(Exercise prompt):
Locate all lines with the word "https". Copy them.

==== Material ====

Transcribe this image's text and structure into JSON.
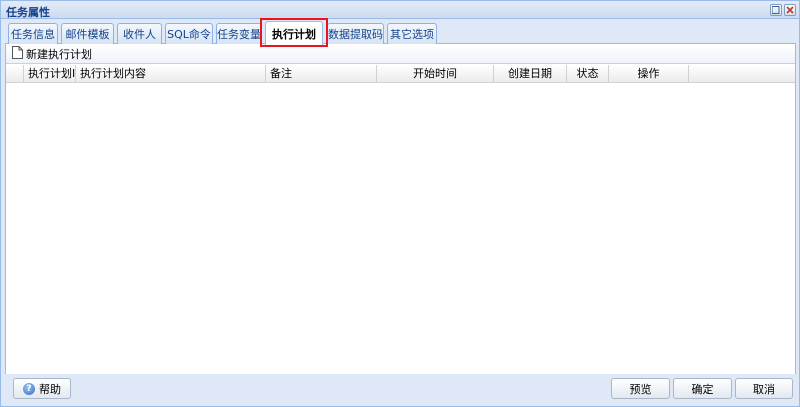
{
  "window": {
    "title": "任务属性"
  },
  "tabs": [
    {
      "label": "任务信息"
    },
    {
      "label": "邮件模板"
    },
    {
      "label": "收件人"
    },
    {
      "label": "SQL命令"
    },
    {
      "label": "任务变量"
    },
    {
      "label": "执行计划",
      "active": true
    },
    {
      "label": "数据提取码"
    },
    {
      "label": "其它选项"
    }
  ],
  "toolbar": {
    "new_plan_label": "新建执行计划"
  },
  "grid": {
    "columns": [
      {
        "label": "执行计划ID"
      },
      {
        "label": "执行计划内容"
      },
      {
        "label": "备注"
      },
      {
        "label": "开始时间"
      },
      {
        "label": "创建日期"
      },
      {
        "label": "状态"
      },
      {
        "label": "操作"
      }
    ],
    "rows": []
  },
  "footer": {
    "help_label": "帮助",
    "preview_label": "预览",
    "ok_label": "确定",
    "cancel_label": "取消"
  },
  "colors": {
    "accent_border": "#99bbe8",
    "highlight": "#e8141e",
    "title_text": "#15428b"
  }
}
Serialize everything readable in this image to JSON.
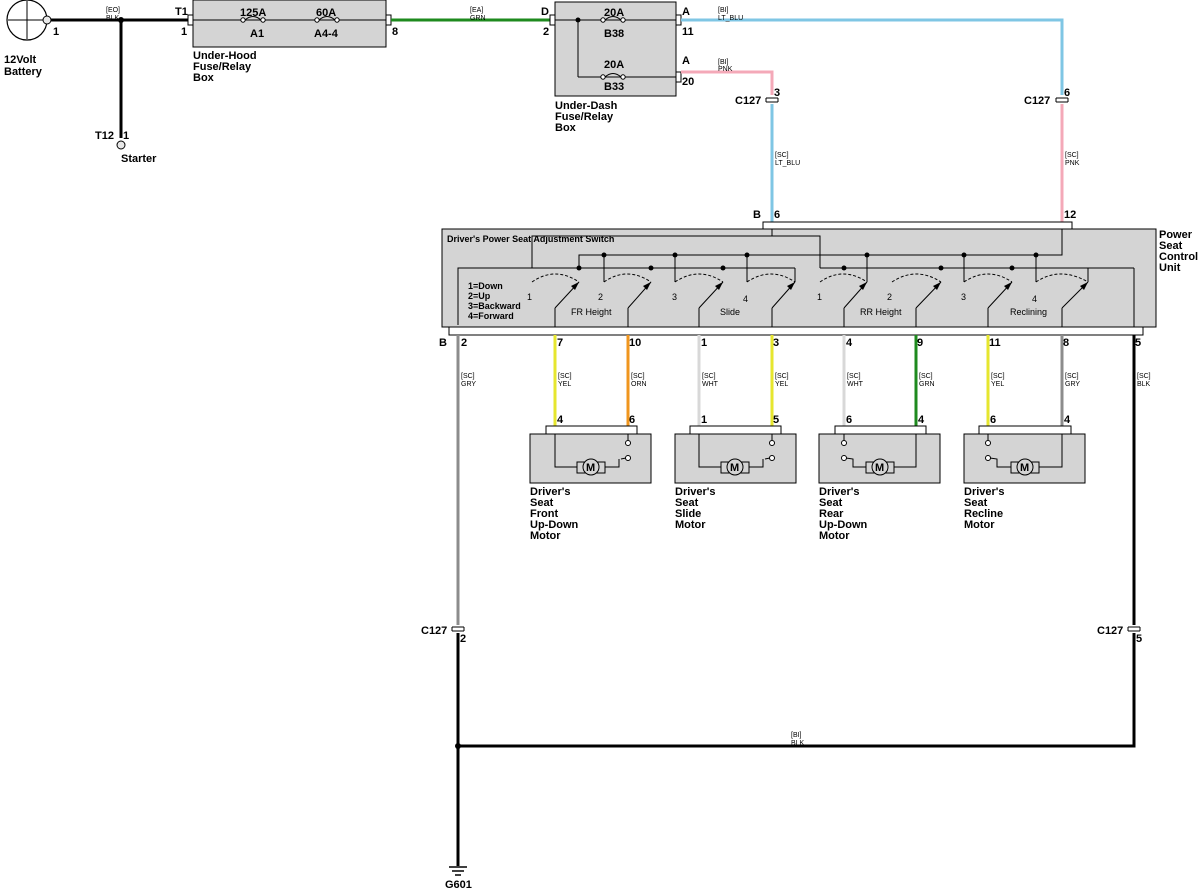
{
  "battery": {
    "label_line1": "12Volt",
    "label_line2": "Battery",
    "pin": "1"
  },
  "starter": {
    "connector": "T12",
    "pin": "1",
    "label": "Starter"
  },
  "underhood": {
    "label_lines": [
      "Under-Hood",
      "Fuse/Relay",
      "Box"
    ],
    "conn_in": "T1",
    "pin_in": "1",
    "pin_out": "8",
    "fuses": [
      {
        "rating": "125A",
        "id": "A1"
      },
      {
        "rating": "60A",
        "id": "A4-4"
      }
    ]
  },
  "underdash": {
    "label_lines": [
      "Under-Dash",
      "Fuse/Relay",
      "Box"
    ],
    "conn_in": "D",
    "pin_in": "2",
    "fuses": [
      {
        "rating": "20A",
        "id": "B38",
        "conn": "A",
        "pin": "11"
      },
      {
        "rating": "20A",
        "id": "B33",
        "conn": "A",
        "pin": "20"
      }
    ]
  },
  "wires": {
    "w_bat": {
      "code": "[EO]",
      "color": "BLK"
    },
    "w_grn": {
      "code": "[EA]",
      "color": "GRN"
    },
    "w_ltblu": {
      "code": "[BI]",
      "color": "LT_BLU"
    },
    "w_pnk": {
      "code": "[BI]",
      "color": "PNK"
    },
    "w_sc_ltblu": {
      "code": "[SC]",
      "color": "LT_BLU"
    },
    "w_sc_pnk": {
      "code": "[SC]",
      "color": "PNK"
    },
    "w_gnd": {
      "code": "[BI]",
      "color": "BLK"
    }
  },
  "c127": {
    "name": "C127",
    "pin3": "3",
    "pin6": "6",
    "pin2": "2",
    "pin5": "5"
  },
  "control_unit": {
    "label_lines": [
      "Power",
      "Seat",
      "Control",
      "Unit"
    ],
    "switch_title": "Driver's Power Seat Adjustment Switch",
    "conn_top": "B",
    "pin_top_left": "6",
    "pin_top_right": "12",
    "conn_bottom": "B",
    "legend": [
      "1=Down",
      "2=Up",
      "3=Backward",
      "4=Forward"
    ],
    "groups": [
      "FR Height",
      "Slide",
      "RR Height",
      "Reclining"
    ],
    "switch_numbers": [
      "1",
      "2",
      "3",
      "4"
    ]
  },
  "bottom_wires": [
    {
      "pin": "2",
      "code": "[SC]",
      "color": "GRY"
    },
    {
      "pin": "7",
      "code": "[SC]",
      "color": "YEL"
    },
    {
      "pin": "10",
      "code": "[SC]",
      "color": "ORN"
    },
    {
      "pin": "1",
      "code": "[SC]",
      "color": "WHT"
    },
    {
      "pin": "3",
      "code": "[SC]",
      "color": "YEL"
    },
    {
      "pin": "4",
      "code": "[SC]",
      "color": "WHT"
    },
    {
      "pin": "9",
      "code": "[SC]",
      "color": "GRN"
    },
    {
      "pin": "11",
      "code": "[SC]",
      "color": "YEL"
    },
    {
      "pin": "8",
      "code": "[SC]",
      "color": "GRY"
    },
    {
      "pin": "5",
      "code": "[SC]",
      "color": "BLK"
    }
  ],
  "motors": [
    {
      "label_lines": [
        "Driver's",
        "Seat",
        "Front",
        "Up-Down",
        "Motor"
      ],
      "pin_left": "4",
      "pin_right": "6"
    },
    {
      "label_lines": [
        "Driver's",
        "Seat",
        "Slide",
        "Motor"
      ],
      "pin_left": "1",
      "pin_right": "5"
    },
    {
      "label_lines": [
        "Driver's",
        "Seat",
        "Rear",
        "Up-Down",
        "Motor"
      ],
      "pin_left": "6",
      "pin_right": "4"
    },
    {
      "label_lines": [
        "Driver's",
        "Seat",
        "Recline",
        "Motor"
      ],
      "pin_left": "6",
      "pin_right": "4"
    }
  ],
  "motor_symbol": "M",
  "ground": {
    "label": "G601"
  },
  "colors": {
    "BLK": "#000000",
    "GRN": "#1e8a1e",
    "LT_BLU": "#7fc6e4",
    "PNK": "#f4a9b8",
    "GRY": "#8c8c8c",
    "YEL": "#e6e62e",
    "ORN": "#f0961e",
    "WHT": "#d8d8d8",
    "box_fill": "#d4d4d4"
  }
}
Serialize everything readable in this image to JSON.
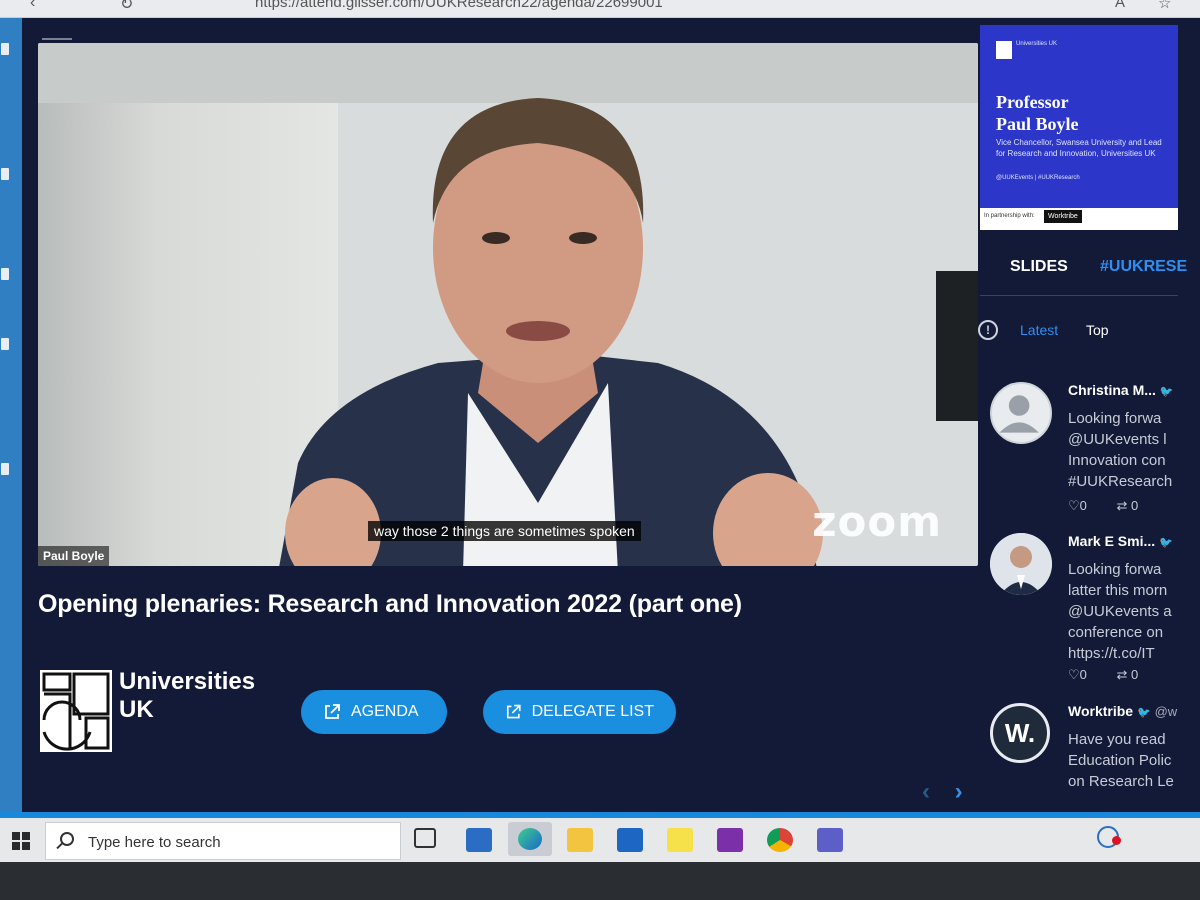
{
  "browser": {
    "url": "https://attend.glisser.com/UUKResearch22/agenda/22699001",
    "reader_icon": "reader-view-icon",
    "favorites_icon": "favorites-icon"
  },
  "video": {
    "caption": "way those 2 things are sometimes spoken",
    "zoom_watermark": "zoom",
    "speaker_tag": "Paul Boyle"
  },
  "session": {
    "title": "Opening plenaries: Research and Innovation 2022 (part one)"
  },
  "organisation": {
    "name_line1": "Universities",
    "name_line2": "UK"
  },
  "buttons": {
    "agenda": "AGENDA",
    "delegate_list": "DELEGATE LIST"
  },
  "slide": {
    "org": "Universities UK",
    "speaker_line1": "Professor",
    "speaker_line2": "Paul Boyle",
    "role": "Vice Chancellor, Swansea University and Lead for Research and Innovation, Universities UK",
    "social": "@UUKEvents  |  #UUKResearch",
    "partner_label": "In partnership with:",
    "partner_name": "Worktribe"
  },
  "tabs": {
    "slides": "SLIDES",
    "hashtag": "#UUKRESE"
  },
  "feed_filter": {
    "latest": "Latest",
    "top": "Top"
  },
  "tweets": [
    {
      "author": "Christina M...",
      "handle": "",
      "lines": [
        "Looking forwa",
        "@UUKevents l",
        "Innovation con",
        "#UUKResearch"
      ],
      "likes": "0",
      "retweets": "0"
    },
    {
      "author": "Mark E Smi...",
      "handle": "",
      "lines": [
        "Looking forwa",
        "latter this morn",
        "@UUKevents a",
        "conference on",
        "https://t.co/IT"
      ],
      "likes": "0",
      "retweets": "0"
    },
    {
      "author": "Worktribe",
      "handle": "@w",
      "avatar_letter": "W.",
      "lines": [
        "Have you read",
        "Education Polic",
        "on Research Le"
      ]
    }
  ],
  "taskbar": {
    "search_placeholder": "Type here to search"
  },
  "colors": {
    "page_bg": "#121a38",
    "accent_blue": "#1a8fe0",
    "slide_blue": "#2c36c9"
  }
}
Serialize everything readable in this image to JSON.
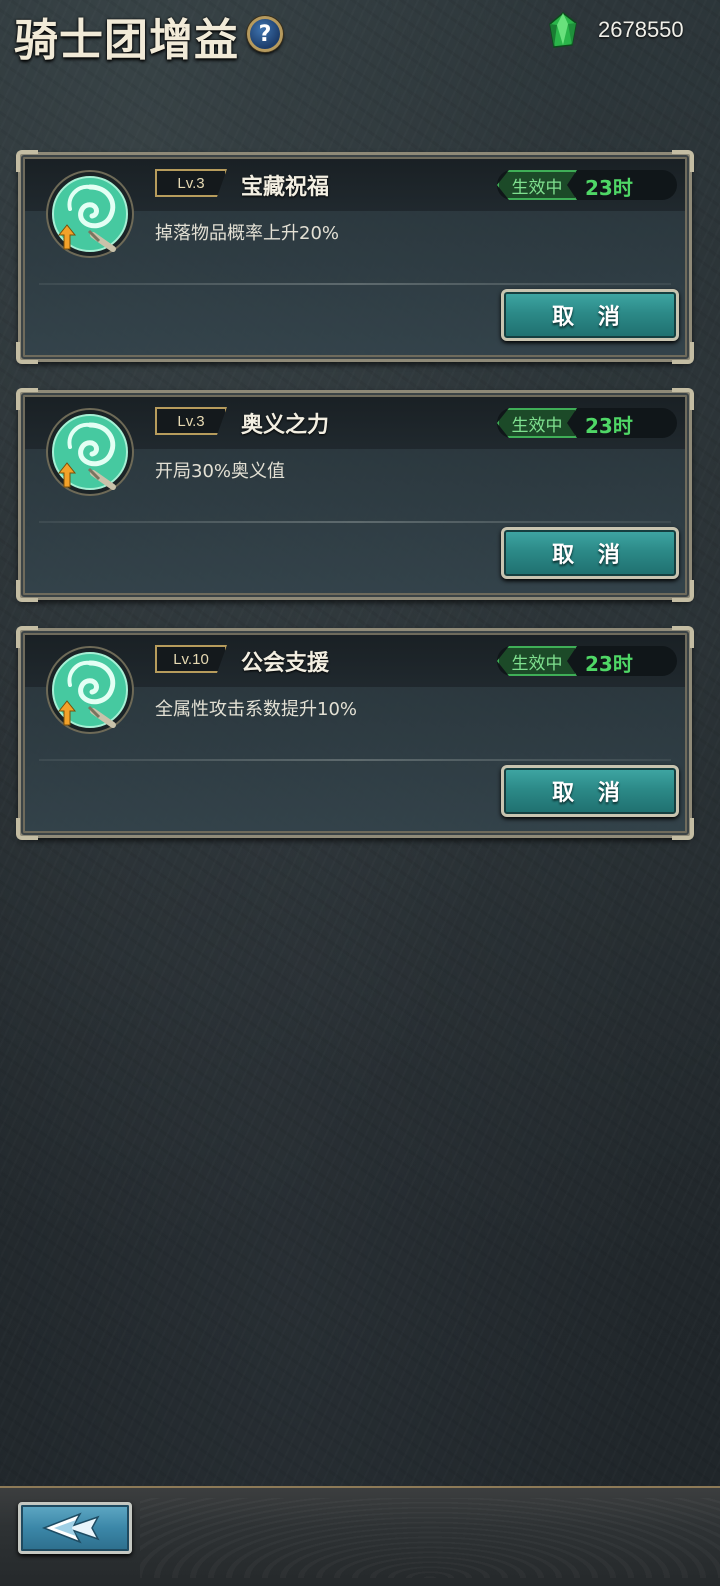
{
  "header": {
    "title": "骑士团增益",
    "help_label": "?",
    "currency_icon": "green-gem-icon",
    "currency_value": "2678550"
  },
  "buffs": [
    {
      "icon": "guild-buff-swirl-icon",
      "level": "Lv.3",
      "name": "宝藏祝福",
      "status": "生效中",
      "duration": "23时",
      "description": "掉落物品概率上升20%",
      "cancel_label": "取 消"
    },
    {
      "icon": "guild-buff-swirl-icon",
      "level": "Lv.3",
      "name": "奥义之力",
      "status": "生效中",
      "duration": "23时",
      "description": "开局30%奥义值",
      "cancel_label": "取 消"
    },
    {
      "icon": "guild-buff-swirl-icon",
      "level": "Lv.10",
      "name": "公会支援",
      "status": "生效中",
      "duration": "23时",
      "description": "全属性攻击系数提升10%",
      "cancel_label": "取 消"
    }
  ],
  "footer": {
    "back_icon": "back-arrow-icon"
  },
  "colors": {
    "accent_gold": "#b79c5c",
    "status_green": "#4fd766",
    "button_teal": "#2c8a88",
    "back_blue": "#3b87a8"
  }
}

====

(The answer):
    "url": "https://attend.glisser.com/UUKResearch22/agenda/22699001",
        "https://t.co/IT"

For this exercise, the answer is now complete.